Figure content listings:

··········

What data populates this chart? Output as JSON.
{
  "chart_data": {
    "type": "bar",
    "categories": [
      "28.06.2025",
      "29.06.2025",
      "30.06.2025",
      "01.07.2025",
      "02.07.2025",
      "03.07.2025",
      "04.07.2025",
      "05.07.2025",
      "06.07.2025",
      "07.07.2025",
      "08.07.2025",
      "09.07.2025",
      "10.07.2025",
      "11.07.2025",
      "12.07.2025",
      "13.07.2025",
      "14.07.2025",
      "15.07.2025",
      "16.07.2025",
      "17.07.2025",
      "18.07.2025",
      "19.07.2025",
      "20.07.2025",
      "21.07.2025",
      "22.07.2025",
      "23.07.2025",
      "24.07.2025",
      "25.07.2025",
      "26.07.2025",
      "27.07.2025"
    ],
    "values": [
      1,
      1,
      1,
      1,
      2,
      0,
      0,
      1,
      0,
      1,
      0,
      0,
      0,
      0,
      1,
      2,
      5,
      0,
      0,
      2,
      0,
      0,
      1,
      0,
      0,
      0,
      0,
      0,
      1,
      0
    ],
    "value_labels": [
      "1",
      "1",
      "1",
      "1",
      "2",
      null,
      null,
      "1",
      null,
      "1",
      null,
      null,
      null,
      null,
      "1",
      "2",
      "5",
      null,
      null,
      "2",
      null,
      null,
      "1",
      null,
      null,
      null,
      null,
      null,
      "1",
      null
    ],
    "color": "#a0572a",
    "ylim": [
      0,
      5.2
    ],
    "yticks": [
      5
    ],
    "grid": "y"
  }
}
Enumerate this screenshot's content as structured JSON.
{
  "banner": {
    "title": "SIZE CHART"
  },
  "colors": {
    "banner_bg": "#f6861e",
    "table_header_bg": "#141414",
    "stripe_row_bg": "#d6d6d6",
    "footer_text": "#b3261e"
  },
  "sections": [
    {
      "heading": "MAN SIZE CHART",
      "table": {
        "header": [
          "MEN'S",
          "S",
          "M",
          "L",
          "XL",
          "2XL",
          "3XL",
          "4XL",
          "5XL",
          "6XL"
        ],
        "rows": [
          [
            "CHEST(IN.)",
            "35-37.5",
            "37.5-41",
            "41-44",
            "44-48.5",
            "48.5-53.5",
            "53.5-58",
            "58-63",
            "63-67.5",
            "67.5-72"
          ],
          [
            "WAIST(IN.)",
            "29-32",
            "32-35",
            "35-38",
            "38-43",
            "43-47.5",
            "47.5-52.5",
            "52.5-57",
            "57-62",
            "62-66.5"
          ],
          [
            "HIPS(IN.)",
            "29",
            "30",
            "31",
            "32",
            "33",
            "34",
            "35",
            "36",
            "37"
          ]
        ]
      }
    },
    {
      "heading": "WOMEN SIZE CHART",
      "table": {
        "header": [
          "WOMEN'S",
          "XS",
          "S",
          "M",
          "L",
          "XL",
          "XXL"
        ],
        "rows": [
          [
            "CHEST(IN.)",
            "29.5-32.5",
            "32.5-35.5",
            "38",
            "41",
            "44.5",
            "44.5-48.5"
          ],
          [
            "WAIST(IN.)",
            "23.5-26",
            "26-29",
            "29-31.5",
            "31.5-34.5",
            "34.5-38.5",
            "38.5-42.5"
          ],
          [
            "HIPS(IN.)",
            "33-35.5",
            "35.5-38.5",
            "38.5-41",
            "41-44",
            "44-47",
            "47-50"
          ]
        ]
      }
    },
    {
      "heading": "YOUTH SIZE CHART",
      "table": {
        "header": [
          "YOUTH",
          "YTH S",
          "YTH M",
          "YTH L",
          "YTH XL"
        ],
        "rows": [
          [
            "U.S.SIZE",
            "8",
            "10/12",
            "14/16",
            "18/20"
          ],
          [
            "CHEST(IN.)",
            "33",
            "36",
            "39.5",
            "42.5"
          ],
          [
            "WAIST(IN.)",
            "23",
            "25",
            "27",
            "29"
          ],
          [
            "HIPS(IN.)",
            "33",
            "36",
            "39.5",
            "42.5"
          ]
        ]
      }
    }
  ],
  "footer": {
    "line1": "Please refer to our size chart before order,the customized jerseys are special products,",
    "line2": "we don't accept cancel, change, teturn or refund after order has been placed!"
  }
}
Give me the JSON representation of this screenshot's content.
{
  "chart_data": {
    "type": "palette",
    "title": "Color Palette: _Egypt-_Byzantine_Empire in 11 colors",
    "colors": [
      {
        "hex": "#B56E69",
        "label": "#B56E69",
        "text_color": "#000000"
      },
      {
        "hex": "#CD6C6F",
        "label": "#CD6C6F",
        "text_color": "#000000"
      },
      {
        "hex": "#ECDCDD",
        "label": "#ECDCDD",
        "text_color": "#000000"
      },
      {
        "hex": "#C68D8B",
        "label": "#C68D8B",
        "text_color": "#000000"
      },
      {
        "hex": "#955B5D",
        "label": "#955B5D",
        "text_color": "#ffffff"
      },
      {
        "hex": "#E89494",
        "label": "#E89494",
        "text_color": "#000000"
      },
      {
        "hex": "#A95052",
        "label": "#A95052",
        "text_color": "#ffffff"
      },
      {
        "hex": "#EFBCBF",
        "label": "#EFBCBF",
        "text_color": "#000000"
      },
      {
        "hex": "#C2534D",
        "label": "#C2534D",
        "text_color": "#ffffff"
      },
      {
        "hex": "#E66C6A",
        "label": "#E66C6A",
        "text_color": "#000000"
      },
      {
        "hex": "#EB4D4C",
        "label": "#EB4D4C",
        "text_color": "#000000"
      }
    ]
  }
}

··········

### THE PROBLEM:
Reproduce the data shown above exactly.

### TASK RESPONSE:
What data populates this chart? Output as JSON.
{
  "chart_data": {
    "type": "bar",
    "categories": [
      "28.06.2025",
      "29.06.2025",
      "30.06.2025",
      "01.07.2025",
      "02.07.2025",
      "03.07.2025",
      "04.07.2025",
      "05.07.2025",
      "06.07.2025",
      "07.07.2025",
      "08.07.2025",
      "09.07.2025",
      "10.07.2025",
      "11.07.2025",
      "12.07.2025",
      "13.07.2025",
      "14.07.2025",
      "15.07.2025",
      "16.07.2025",
      "17.07.2025",
      "18.07.2025",
      "19.07.2025",
      "20.07.2025",
      "21.07.2025",
      "22.07.2025",
      "23.07.2025",
      "24.07.2025",
      "25.07.2025",
      "26.07.2025",
      "27.07.2025"
    ],
    "values": [
      1,
      1,
      1,
      1,
      2,
      0,
      0,
      1,
      0,
      1,
      0,
      0,
      0,
      0,
      1,
      2,
      5,
      0,
      0,
      2,
      0,
      0,
      1,
      0,
      0,
      0,
      0,
      0,
      1,
      0
    ],
    "value_labels": [
      "1",
      "1",
      "1",
      "1",
      "2",
      null,
      null,
      "1",
      null,
      "1",
      null,
      null,
      null,
      null,
      "1",
      "2",
      "5",
      null,
      null,
      "2",
      null,
      null,
      "1",
      null,
      null,
      null,
      null,
      null,
      "1",
      null
    ],
    "color": "#a0572a",
    "ylim": [
      0,
      5.2
    ],
    "yticks": [
      5
    ],
    "grid": "y"
  }
}
Enumerate this screenshot's content as structured JSON.
{
  "banner": {
    "title": "SIZE CHART"
  },
  "colors": {
    "banner_bg": "#f6861e",
    "table_header_bg": "#141414",
    "stripe_row_bg": "#d6d6d6",
    "footer_text": "#b3261e"
  },
  "sections": [
    {
      "heading": "MAN SIZE CHART",
      "table": {
        "header": [
          "MEN'S",
          "S",
          "M",
          "L",
          "XL",
          "2XL",
          "3XL",
          "4XL",
          "5XL",
          "6XL"
        ],
        "rows": [
          [
            "CHEST(IN.)",
            "35-37.5",
            "37.5-41",
            "41-44",
            "44-48.5",
            "48.5-53.5",
            "53.5-58",
            "58-63",
            "63-67.5",
            "67.5-72"
          ],
          [
            "WAIST(IN.)",
            "29-32",
            "32-35",
            "35-38",
            "38-43",
            "43-47.5",
            "47.5-52.5",
            "52.5-57",
            "57-62",
            "62-66.5"
          ],
          [
            "HIPS(IN.)",
            "29",
            "30",
            "31",
            "32",
            "33",
            "34",
            "35",
            "36",
            "37"
          ]
        ]
      }
    },
    {
      "heading": "WOMEN SIZE CHART",
      "table": {
        "header": [
          "WOMEN'S",
          "XS",
          "S",
          "M",
          "L",
          "XL",
          "XXL"
        ],
        "rows": [
          [
            "CHEST(IN.)",
            "29.5-32.5",
            "32.5-35.5",
            "38",
            "41",
            "44.5",
            "44.5-48.5"
          ],
          [
            "WAIST(IN.)",
            "23.5-26",
            "26-29",
            "29-31.5",
            "31.5-34.5",
            "34.5-38.5",
            "38.5-42.5"
          ],
          [
            "HIPS(IN.)",
            "33-35.5",
            "35.5-38.5",
            "38.5-41",
            "41-44",
            "44-47",
            "47-50"
          ]
        ]
      }
    },
    {
      "heading": "YOUTH SIZE CHART",
      "table": {
        "header": [
          "YOUTH",
          "YTH S",
          "YTH M",
          "YTH L",
          "YTH XL"
        ],
        "rows": [
          [
            "U.S.SIZE",
            "8",
            "10/12",
            "14/16",
            "18/20"
          ],
          [
            "CHEST(IN.)",
            "33",
            "36",
            "39.5",
            "42.5"
          ],
          [
            "WAIST(IN.)",
            "23",
            "25",
            "27",
            "29"
          ],
          [
            "HIPS(IN.)",
            "33",
            "36",
            "39.5",
            "42.5"
          ]
        ]
      }
    }
  ],
  "footer": {
    "line1": "Please refer to our size chart before order,the customized jerseys are special products,",
    "line2": "we don't accept cancel, change, teturn or refund after order has been placed!"
  }
}
Give me the JSON representation of this screenshot's content.
{
  "chart_data": {
    "type": "palette",
    "title": "Color Palette: _Egypt-_Byzantine_Empire in 11 colors",
    "colors": [
      {
        "hex": "#B56E69",
        "label": "#B56E69",
        "text_color": "#000000"
      },
      {
        "hex": "#CD6C6F",
        "label": "#CD6C6F",
        "text_color": "#000000"
      },
      {
        "hex": "#ECDCDD",
        "label": "#ECDCDD",
        "text_color": "#000000"
      },
      {
        "hex": "#C68D8B",
        "label": "#C68D8B",
        "text_color": "#000000"
      },
      {
        "hex": "#955B5D",
        "label": "#955B5D",
        "text_color": "#ffffff"
      },
      {
        "hex": "#E89494",
        "label": "#E89494",
        "text_color": "#000000"
      },
      {
        "hex": "#A95052",
        "label": "#A95052",
        "text_color": "#ffffff"
      },
      {
        "hex": "#EFBCBF",
        "label": "#EFBCBF",
        "text_color": "#000000"
      },
      {
        "hex": "#C2534D",
        "label": "#C2534D",
        "text_color": "#ffffff"
      },
      {
        "hex": "#E66C6A",
        "label": "#E66C6A",
        "text_color": "#000000"
      },
      {
        "hex": "#EB4D4C",
        "label": "#EB4D4C",
        "text_color": "#000000"
      }
    ]
  }
}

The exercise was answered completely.